## Exercise task
Repeat every line of the material, character for character.

----- Provided records -----

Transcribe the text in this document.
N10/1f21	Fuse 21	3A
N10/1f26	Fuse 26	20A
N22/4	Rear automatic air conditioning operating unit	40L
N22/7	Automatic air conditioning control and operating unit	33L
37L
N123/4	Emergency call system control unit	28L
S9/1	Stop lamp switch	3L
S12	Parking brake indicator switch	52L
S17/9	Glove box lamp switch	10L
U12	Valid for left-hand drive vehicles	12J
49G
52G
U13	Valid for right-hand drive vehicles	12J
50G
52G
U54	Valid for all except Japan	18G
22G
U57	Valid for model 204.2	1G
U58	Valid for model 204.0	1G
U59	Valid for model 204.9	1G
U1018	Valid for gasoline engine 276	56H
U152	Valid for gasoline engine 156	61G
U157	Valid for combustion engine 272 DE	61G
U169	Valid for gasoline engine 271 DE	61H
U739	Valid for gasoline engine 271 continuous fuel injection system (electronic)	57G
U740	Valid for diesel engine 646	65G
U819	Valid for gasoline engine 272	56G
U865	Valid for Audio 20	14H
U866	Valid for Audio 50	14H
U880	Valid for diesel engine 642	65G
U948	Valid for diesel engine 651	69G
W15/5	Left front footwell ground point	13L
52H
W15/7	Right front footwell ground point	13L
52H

-----

## Right answer
Transcribe the text in this document.
N10/1f21	Fuse 21	3A
N10/1f26	Fuse 26	20A
N22/4	Rear automatic air conditioning operating unit	40L
N22/7	Automatic air conditioning control and operating unit	33L
37L
N123/4	Emergency call system control unit	28L
S9/1	Stop lamp switch	3L
S12	Parking brake indicator switch	52L
S17/9	Glove box lamp switch	10L
U12	Valid for left-hand drive vehicles	12J
49G
52G
U13	Valid for right-hand drive vehicles	12J
50G
52G
U54	Valid for all except Japan	18G
22G
U57	Valid for model 204.2	1G
U58	Valid for model 204.0	1G
U59	Valid for model 204.9	1G
U1018	Valid for gasoline engine 276	56H
U152	Valid for gasoline engine 156	61G
U157	Valid for combustion engine 272 DE	61G
U169	Valid for gasoline engine 271 DE	61H
U739	Valid for gasoline engine 271 continuous fuel injection system (electronic)	57G
U740	Valid for diesel engine 646	65G
U819	Valid for gasoline engine 272	56G
U865	Valid for Audio 20	14H
U866	Valid for Audio 50	14H
U880	Valid for diesel engine 642	65G
U948	Valid for diesel engine 651	69G
W15/5	Left front footwell ground point	13L
52H
W15/7	Right front footwell ground point	13L
52H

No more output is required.